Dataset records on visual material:

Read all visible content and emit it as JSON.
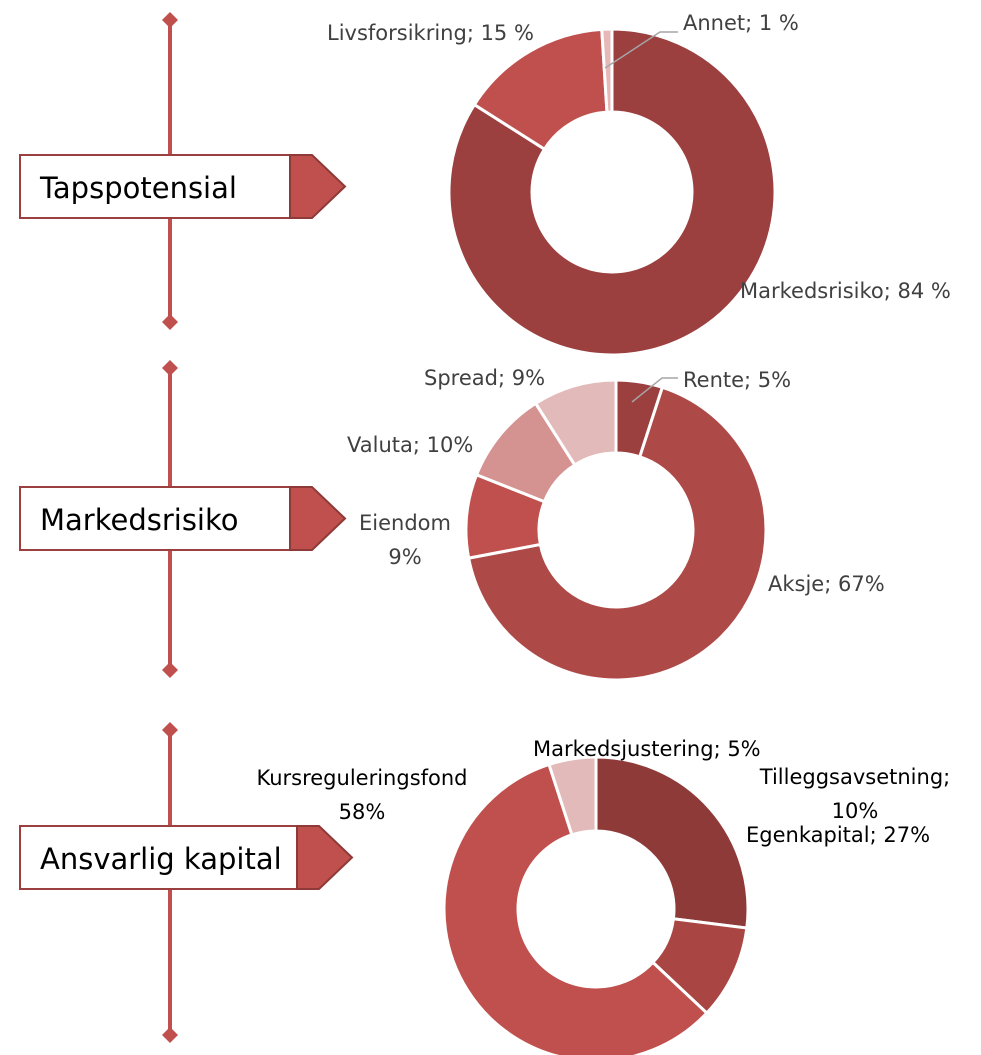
{
  "chart_data": [
    {
      "type": "donut",
      "title": "Tapspotensial",
      "labels": [
        "Markedsrisiko; 84 %",
        "Livsforsikring; 15 %",
        "Annet; 1 %"
      ],
      "values": [
        84,
        15,
        1
      ],
      "colors": [
        "#9b3f3f",
        "#c0504d",
        "#e6b9b8"
      ]
    },
    {
      "type": "donut",
      "title": "Markedsrisiko",
      "labels": [
        "Rente; 5%",
        "Aksje; 67%",
        "Eiendom\n9%",
        "Valuta; 10%",
        "Spread; 9%"
      ],
      "values": [
        5,
        67,
        9,
        10,
        9
      ],
      "colors": [
        "#9b3f3f",
        "#ad4a48",
        "#c0504d",
        "#d49291",
        "#e3baba"
      ]
    },
    {
      "type": "donut",
      "title": "Ansvarlig kapital",
      "labels": [
        "Egenkapital; 27%",
        "Tilleggsavsetning;\n10%",
        "Kursreguleringsfond\n58%",
        "Markedsjustering; 5%"
      ],
      "values": [
        27,
        10,
        58,
        5
      ],
      "colors": [
        "#8e3a38",
        "#a94543",
        "#c0504d",
        "#e3baba"
      ]
    }
  ]
}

Stated problem:
Return every line holding the word "Markedsrisiko" from the records.

Final result:
        "Markedsrisiko; 84 %",
      "title": "Markedsrisiko",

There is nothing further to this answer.